**Directive**
Wherever "unit" appears in a line, copy that line.
▽
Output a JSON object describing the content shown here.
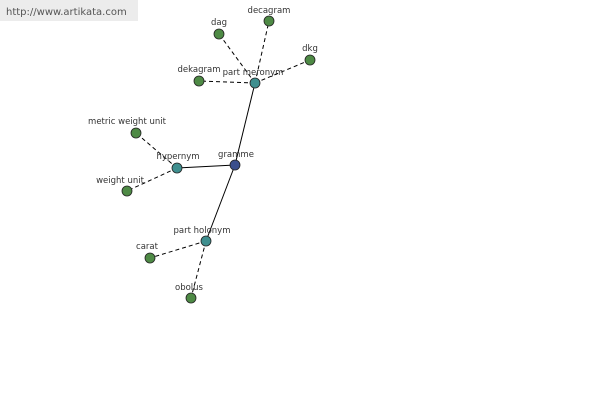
{
  "header": {
    "url": "http://www.artikata.com"
  },
  "nodes": [
    {
      "label": "gramme"
    },
    {
      "label": "part meronym"
    },
    {
      "label": "hypernym"
    },
    {
      "label": "part holonym"
    },
    {
      "label": "dag"
    },
    {
      "label": "decagram"
    },
    {
      "label": "dkg"
    },
    {
      "label": "dekagram"
    },
    {
      "label": "metric weight unit"
    },
    {
      "label": "weight unit"
    },
    {
      "label": "carat"
    },
    {
      "label": "obolus"
    }
  ]
}
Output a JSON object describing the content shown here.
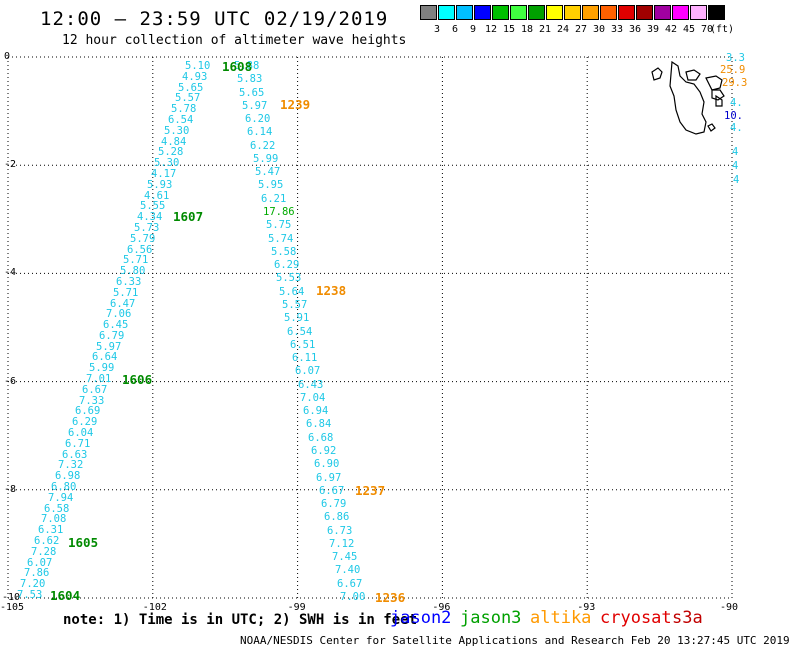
{
  "header": {
    "title": "12:00 — 23:59 UTC 02/19/2019",
    "subtitle": "12 hour collection of altimeter wave heights"
  },
  "legend": {
    "unit": "(ft)",
    "ticks": [
      "3",
      "6",
      "9",
      "12",
      "15",
      "18",
      "21",
      "24",
      "27",
      "30",
      "33",
      "36",
      "39",
      "42",
      "45",
      "70"
    ],
    "colors": [
      "#808080",
      "#00ffff",
      "#00bfff",
      "#0000ff",
      "#00c000",
      "#40ff40",
      "#00a000",
      "#ffff00",
      "#ffd000",
      "#ffa000",
      "#ff6000",
      "#e00000",
      "#a00000",
      "#a000a0",
      "#ff00ff",
      "#ffb0ff",
      "#000000"
    ]
  },
  "axes": {
    "lon_labels": [
      "-105",
      "-102",
      "-99",
      "-96",
      "-93",
      "-90"
    ],
    "lat_labels": [
      "0",
      "-2",
      "-4",
      "-6",
      "-8",
      "-10"
    ]
  },
  "tracks": {
    "left_track": [
      "5.10",
      "4.93",
      "5.65",
      "5.57",
      "5.78",
      "6.54",
      "5.30",
      "4.84",
      "5.28",
      "5.30",
      "4.17",
      "5.93",
      "4.61",
      "5.55",
      "4.34",
      "5.73",
      "5.79",
      "6.56",
      "5.71",
      "5.80",
      "6.33",
      "5.71",
      "6.47",
      "7.06",
      "6.45",
      "6.79",
      "5.97",
      "6.64",
      "5.99",
      "7.01",
      "6.67",
      "7.33",
      "6.69",
      "6.29",
      "6.04",
      "6.71",
      "6.63",
      "7.32",
      "6.98",
      "6.80",
      "7.94",
      "6.58",
      "7.08",
      "6.31",
      "6.62",
      "7.28",
      "6.07",
      "7.86",
      "7.20",
      "7.53"
    ],
    "right_track": [
      "5.88",
      "5.83",
      "5.65",
      "5.97",
      "6.20",
      "6.14",
      "6.22",
      "5.99",
      "5.47",
      "5.95",
      "6.21",
      "17.86",
      "5.75",
      "5.74",
      "5.58",
      "6.29",
      "5.53",
      "5.64",
      "5.57",
      "5.91",
      "6.54",
      "6.51",
      "6.11",
      "6.07",
      "6.43",
      "7.04",
      "6.94",
      "6.84",
      "6.68",
      "6.92",
      "6.90",
      "6.97",
      "6.67",
      "6.79",
      "6.86",
      "6.73",
      "7.12",
      "7.45",
      "7.40",
      "6.67",
      "7.00"
    ],
    "highlight_value": "17.86"
  },
  "times": {
    "left": [
      "1608",
      "1607",
      "1606",
      "1605",
      "1604"
    ],
    "right": [
      "1239",
      "1238",
      "1237",
      "1236"
    ]
  },
  "right_edge_values": [
    "3.3",
    "25.9",
    "29.3",
    "4.",
    "10.",
    "4.",
    "4",
    "4",
    "4"
  ],
  "footer": {
    "note": "note: 1) Time is in UTC; 2) SWH is in feet",
    "satellites": [
      {
        "name": "jason2",
        "color": "#0000ff"
      },
      {
        "name": "jason3",
        "color": "#00a000"
      },
      {
        "name": "altika",
        "color": "#ff9900"
      },
      {
        "name": "cryosat",
        "color": "#e00000"
      },
      {
        "name": "s3a",
        "color": "#c00000"
      }
    ],
    "credit": "NOAA/NESDIS Center for Satellite Applications and Research    Feb 20 13:27:45 UTC 2019"
  }
}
△
**Full solution**
      "label": "metric weight unit"
      "label": "weight unit"
    "unit": "(ft)",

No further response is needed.